#### What you are asked to do
Go through the records line by line and work out how many lines hold the word "заказ". Answer with the number only.

#### Material for the task
* BEGIN *
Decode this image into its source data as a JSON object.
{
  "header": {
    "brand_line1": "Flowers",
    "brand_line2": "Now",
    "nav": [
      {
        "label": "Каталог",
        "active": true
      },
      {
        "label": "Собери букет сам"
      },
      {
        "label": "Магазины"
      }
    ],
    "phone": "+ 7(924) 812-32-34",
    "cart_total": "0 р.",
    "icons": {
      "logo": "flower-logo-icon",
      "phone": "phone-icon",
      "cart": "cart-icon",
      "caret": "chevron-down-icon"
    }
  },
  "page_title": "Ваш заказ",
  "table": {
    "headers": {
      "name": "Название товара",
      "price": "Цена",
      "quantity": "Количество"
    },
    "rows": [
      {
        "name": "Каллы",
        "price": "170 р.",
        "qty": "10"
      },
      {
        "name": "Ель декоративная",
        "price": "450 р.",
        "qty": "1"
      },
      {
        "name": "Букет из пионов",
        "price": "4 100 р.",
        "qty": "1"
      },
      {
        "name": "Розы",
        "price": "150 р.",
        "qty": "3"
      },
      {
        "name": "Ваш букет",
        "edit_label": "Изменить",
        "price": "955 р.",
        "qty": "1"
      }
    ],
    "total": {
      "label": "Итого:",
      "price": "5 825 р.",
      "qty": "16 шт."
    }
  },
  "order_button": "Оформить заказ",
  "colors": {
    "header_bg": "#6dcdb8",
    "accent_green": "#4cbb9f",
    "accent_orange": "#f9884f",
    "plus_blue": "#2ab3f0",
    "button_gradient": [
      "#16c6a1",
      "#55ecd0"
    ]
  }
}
* END *
#### Reply
2